Search the material for the string "ylabel" and copy each line where it occurs.
— Begin —
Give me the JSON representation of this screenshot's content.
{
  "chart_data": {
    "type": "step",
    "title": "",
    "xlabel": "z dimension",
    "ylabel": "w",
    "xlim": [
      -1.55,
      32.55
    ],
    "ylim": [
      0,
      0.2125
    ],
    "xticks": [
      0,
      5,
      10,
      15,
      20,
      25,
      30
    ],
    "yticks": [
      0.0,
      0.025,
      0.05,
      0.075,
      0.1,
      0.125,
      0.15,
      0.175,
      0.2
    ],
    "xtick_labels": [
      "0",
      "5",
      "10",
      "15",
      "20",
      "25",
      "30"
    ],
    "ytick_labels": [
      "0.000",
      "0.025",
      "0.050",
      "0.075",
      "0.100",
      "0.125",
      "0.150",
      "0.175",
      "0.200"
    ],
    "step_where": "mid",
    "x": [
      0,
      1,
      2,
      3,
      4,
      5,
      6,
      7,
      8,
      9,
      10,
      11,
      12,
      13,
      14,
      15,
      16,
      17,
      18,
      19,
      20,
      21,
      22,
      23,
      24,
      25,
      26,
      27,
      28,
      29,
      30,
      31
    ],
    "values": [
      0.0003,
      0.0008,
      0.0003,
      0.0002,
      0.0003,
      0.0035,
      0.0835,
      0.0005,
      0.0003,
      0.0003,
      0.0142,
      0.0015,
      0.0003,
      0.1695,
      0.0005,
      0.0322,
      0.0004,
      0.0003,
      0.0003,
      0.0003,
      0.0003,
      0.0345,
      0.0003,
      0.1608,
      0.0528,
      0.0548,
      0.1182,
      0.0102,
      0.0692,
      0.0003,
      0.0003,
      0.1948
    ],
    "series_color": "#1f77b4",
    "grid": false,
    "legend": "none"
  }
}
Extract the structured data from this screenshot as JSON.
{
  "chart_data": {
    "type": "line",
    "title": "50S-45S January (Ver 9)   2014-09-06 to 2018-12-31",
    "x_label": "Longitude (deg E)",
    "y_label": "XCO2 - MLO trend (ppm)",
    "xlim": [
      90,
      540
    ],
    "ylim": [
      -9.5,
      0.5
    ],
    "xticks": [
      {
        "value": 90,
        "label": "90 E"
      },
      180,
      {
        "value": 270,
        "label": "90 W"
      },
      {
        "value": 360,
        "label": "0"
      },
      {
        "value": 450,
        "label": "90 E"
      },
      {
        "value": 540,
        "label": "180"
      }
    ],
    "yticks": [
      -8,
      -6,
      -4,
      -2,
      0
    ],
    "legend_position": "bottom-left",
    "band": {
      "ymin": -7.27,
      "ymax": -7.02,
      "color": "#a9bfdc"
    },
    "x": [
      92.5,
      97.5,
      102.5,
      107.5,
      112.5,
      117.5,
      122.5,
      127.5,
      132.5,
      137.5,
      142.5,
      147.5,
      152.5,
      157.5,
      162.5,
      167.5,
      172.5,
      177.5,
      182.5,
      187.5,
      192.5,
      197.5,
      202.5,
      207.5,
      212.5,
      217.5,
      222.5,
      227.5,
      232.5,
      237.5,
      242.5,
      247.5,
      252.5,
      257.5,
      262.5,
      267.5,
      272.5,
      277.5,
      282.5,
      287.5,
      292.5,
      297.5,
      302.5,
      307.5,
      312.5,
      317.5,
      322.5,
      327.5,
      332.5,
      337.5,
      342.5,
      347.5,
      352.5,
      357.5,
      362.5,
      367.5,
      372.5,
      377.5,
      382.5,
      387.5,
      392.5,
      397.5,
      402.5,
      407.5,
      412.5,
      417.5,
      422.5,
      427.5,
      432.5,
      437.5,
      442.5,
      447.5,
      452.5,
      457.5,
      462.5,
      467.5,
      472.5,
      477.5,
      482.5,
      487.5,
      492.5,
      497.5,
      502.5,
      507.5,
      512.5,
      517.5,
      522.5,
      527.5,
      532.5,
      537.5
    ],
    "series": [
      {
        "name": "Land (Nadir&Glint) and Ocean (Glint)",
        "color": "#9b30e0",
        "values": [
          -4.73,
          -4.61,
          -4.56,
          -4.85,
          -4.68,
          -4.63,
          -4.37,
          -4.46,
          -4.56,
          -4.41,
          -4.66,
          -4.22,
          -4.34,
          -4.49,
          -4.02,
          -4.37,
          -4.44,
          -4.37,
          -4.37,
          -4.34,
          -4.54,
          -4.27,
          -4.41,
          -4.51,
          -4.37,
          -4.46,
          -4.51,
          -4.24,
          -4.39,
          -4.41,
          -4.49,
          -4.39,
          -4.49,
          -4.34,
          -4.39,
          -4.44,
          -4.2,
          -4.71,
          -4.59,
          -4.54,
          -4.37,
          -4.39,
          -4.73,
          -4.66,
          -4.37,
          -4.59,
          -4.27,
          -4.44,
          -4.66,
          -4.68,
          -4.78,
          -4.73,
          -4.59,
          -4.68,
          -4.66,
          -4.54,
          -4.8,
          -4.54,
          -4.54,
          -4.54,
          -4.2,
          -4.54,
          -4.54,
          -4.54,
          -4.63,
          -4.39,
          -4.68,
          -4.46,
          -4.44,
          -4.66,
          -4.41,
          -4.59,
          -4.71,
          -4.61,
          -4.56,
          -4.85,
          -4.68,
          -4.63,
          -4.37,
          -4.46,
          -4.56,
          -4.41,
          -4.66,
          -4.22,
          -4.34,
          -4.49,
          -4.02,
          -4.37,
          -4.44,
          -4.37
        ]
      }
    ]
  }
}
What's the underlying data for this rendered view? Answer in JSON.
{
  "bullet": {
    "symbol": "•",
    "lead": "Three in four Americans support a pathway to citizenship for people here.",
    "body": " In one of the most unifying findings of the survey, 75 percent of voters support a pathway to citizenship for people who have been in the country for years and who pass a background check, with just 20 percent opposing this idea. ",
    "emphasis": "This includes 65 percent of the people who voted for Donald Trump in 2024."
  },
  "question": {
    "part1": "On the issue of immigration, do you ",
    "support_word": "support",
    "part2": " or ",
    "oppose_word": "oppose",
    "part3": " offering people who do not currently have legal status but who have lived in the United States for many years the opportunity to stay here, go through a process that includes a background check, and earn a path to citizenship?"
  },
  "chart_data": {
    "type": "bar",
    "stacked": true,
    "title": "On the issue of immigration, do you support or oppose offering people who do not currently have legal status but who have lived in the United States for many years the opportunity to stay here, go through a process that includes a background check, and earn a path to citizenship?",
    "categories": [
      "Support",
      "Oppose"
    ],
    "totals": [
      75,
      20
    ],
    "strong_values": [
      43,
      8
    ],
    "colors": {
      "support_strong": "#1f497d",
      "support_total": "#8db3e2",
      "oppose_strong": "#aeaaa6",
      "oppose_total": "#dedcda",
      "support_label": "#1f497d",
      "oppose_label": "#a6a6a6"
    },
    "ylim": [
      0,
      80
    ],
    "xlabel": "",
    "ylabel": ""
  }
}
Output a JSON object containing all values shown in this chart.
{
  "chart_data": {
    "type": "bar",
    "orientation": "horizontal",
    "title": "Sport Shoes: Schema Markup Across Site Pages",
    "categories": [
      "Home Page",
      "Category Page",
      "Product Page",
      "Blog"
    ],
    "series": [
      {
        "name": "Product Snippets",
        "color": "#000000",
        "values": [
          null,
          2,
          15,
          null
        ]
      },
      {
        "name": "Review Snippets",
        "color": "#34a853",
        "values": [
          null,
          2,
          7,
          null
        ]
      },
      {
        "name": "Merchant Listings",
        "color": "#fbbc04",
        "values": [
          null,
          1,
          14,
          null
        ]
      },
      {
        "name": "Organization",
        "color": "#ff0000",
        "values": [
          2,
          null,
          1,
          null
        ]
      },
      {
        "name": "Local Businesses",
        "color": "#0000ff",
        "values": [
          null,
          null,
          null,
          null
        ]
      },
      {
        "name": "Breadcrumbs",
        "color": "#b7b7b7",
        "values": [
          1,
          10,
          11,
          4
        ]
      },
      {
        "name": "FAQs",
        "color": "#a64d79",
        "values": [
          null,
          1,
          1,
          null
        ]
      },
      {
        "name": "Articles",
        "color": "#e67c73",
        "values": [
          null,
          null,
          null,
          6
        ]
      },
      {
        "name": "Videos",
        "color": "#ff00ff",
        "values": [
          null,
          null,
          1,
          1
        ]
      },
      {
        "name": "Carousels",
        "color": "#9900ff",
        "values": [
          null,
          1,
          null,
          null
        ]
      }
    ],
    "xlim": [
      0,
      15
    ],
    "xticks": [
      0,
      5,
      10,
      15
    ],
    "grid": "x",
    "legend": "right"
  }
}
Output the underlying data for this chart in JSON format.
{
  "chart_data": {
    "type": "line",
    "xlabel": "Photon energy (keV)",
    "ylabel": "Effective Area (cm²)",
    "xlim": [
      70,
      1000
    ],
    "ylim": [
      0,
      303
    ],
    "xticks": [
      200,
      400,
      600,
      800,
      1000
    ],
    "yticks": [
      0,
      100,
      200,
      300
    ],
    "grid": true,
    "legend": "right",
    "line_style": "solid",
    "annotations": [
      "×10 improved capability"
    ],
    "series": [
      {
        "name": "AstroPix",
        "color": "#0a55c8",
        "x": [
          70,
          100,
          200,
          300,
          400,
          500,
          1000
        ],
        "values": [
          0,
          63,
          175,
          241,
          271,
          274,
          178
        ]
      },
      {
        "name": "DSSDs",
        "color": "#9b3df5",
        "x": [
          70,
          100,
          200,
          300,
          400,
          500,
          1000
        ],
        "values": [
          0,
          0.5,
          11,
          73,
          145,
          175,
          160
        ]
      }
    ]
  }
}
— End —
• [Complete response]
    "ylabel": "w",
    "ylabel": ""
    "ylabel": "Effective Area (cm²)",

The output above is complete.